▸ **STATED GOAL**: Reproduce each line of the material precisely.

▸ **RECORDED INFORMATION**:

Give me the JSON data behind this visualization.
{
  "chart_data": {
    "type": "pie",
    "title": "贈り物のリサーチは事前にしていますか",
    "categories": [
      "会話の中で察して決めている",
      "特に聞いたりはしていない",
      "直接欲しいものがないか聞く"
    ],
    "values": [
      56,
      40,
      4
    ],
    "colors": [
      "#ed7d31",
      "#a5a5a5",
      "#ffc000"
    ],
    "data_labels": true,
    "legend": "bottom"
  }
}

▸ **RESPONSE TO THE EXERCISE**:
Give me the JSON data behind this visualization.
{
  "chart_data": {
    "type": "pie",
    "title": "贈り物のリサーチは事前にしていますか",
    "categories": [
      "会話の中で察して決めている",
      "特に聞いたりはしていない",
      "直接欲しいものがないか聞く"
    ],
    "values": [
      56,
      40,
      4
    ],
    "colors": [
      "#ed7d31",
      "#a5a5a5",
      "#ffc000"
    ],
    "data_labels": true,
    "legend": "bottom"
  }
}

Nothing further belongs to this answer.